**Page text:**
The fund focused on a few areas of acute risk.
One is the financial system. China has had a huge boom in lending through “less regulated” parts of its financial system, the fund said. It raised concerns about the adequacy of China’s regulatory controls, the quality of underwriting and the pricing of risk.
The formal banking sector might not be as strong as it looks, either, the I.M.F. warned. “Based on reported data, bank balance sheets appear healthy and loan books show only a modest deterioration in asset quality,” the report said. “However, banks remain vulnerable to a sharper worsening of corporate sector financial performance.”
Another issue is a proliferation of debt-financed spending by local governments without adequate tax bases, often through “local government financing vehicles” that have long been regarded as a weak spot in China’s markets. “Further rapid growth of debts would raise the risk of a disorderly adjustment in local government spending,” the I.M.F. warned.
Finally, it cautioned of the possibility of plummeting prices in real estate markets. It said real estate remained “prone to bubbles” in no small part because many Chinese savers do not earn interest on their deposits and, as a result, push money into housing markets.
Making adjustments to the financial markets and correcting the pace of infrastructure spending might mean slower growth in the near term, the I.M.F. has said. But it might mean more sustainable growth in the long term, with substantial benefits not just for China but also for global growth.
That message was delivered as the Chinese economy is already slowing considerably; growth has fallen to an annual pace of about 7.5 percent, down from a peak of more than 14 percent in 2007, before the global financial crisis.
More broadly, the emerging market economies that helped pull the world out of the global recession have cooled, dragging the global growth rate down with them. Growth remains sluggish in the United States, and much of Europe is mired in a recession.
“Growth in emerging market economies will remain high, much higher than in the advanced economies, but may be substantially lower than it was before the crisis,” Olivier Blanchard, the chief economist for the I.M.F., said at a news briefing this month.

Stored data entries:
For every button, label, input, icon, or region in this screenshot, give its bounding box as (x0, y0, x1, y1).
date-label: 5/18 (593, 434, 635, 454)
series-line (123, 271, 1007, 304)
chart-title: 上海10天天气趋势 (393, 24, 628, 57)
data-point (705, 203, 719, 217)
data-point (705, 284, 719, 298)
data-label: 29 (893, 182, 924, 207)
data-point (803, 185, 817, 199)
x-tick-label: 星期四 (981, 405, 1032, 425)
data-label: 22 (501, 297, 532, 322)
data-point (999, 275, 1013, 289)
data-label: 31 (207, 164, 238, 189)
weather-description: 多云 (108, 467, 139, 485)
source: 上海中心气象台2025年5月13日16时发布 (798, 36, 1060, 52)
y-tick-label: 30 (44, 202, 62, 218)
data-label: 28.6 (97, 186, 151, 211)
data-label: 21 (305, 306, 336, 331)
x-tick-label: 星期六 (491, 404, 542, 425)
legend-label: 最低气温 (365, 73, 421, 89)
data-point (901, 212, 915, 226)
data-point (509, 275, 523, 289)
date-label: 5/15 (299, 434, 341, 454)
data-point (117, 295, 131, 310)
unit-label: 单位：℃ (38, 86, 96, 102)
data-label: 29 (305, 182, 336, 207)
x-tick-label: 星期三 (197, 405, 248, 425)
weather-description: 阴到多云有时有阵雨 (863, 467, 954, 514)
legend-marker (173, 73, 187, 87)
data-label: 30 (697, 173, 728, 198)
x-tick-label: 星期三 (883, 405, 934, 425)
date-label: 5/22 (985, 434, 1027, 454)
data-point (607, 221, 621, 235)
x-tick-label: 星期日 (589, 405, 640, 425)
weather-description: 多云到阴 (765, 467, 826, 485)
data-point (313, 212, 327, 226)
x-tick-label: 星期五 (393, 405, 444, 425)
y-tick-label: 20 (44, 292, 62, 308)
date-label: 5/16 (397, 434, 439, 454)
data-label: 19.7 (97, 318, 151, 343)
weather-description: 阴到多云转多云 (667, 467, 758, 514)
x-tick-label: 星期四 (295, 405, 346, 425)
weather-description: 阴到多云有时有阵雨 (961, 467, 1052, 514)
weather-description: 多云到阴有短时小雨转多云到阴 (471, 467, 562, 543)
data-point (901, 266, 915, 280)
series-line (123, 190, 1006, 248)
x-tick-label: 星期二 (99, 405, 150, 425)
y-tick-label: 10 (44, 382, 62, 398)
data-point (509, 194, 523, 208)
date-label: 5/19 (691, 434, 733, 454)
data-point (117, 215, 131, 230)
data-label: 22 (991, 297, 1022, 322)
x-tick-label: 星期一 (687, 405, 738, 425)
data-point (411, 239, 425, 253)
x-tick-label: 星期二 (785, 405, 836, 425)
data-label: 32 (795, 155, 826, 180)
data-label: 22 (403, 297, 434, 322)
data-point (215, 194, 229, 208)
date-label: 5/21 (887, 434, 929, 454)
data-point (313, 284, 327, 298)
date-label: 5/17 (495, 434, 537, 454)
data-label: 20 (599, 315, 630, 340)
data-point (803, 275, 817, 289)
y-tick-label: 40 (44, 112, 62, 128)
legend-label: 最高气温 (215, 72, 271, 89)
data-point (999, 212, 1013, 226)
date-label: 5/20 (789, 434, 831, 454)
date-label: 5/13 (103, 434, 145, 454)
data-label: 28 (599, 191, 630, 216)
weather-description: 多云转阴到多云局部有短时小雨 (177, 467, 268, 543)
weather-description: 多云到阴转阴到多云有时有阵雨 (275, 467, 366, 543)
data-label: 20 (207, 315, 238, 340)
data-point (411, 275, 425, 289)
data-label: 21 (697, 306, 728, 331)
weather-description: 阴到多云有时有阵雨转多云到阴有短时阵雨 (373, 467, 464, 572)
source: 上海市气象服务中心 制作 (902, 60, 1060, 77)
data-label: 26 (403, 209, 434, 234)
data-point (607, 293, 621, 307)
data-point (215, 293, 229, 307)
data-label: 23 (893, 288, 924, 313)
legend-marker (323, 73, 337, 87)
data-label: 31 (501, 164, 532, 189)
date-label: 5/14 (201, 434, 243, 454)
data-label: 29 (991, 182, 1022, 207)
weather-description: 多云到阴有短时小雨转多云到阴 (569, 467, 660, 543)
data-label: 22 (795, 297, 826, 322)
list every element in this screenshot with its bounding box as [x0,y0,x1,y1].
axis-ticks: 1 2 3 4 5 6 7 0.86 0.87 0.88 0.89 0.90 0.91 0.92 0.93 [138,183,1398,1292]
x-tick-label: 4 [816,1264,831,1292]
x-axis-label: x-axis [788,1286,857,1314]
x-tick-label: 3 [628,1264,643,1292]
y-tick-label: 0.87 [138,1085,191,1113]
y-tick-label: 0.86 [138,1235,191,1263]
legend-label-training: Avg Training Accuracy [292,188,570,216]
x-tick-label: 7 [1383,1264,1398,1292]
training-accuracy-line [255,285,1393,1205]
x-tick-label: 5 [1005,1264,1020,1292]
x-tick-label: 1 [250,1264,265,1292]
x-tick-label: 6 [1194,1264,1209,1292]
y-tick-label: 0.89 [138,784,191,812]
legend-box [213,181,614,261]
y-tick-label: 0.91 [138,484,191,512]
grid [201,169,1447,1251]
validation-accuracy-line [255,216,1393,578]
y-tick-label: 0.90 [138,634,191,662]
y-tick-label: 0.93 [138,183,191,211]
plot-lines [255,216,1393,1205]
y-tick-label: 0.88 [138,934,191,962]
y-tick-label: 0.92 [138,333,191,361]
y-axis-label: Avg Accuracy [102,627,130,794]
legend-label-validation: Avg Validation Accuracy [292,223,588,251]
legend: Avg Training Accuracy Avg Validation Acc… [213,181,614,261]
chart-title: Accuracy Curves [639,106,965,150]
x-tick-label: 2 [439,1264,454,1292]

**What needs to be done:**
Answer from the passage on the I.M.F. and China's economy:
(a) What reason does the passage give for real estate remaining "prone to bubbles"?
(b) What was the peak annual growth rate of the Chinese economy, and in what year was it reached?
(c) What position does Olivier Blanchard hold?

**Answer to this problem:**
(a) Many Chinese savers do not earn interest on their deposits, so they push money into housing markets.
(b) More than 14 percent, in 2007.
(c) He is the chief economist for the I.M.F.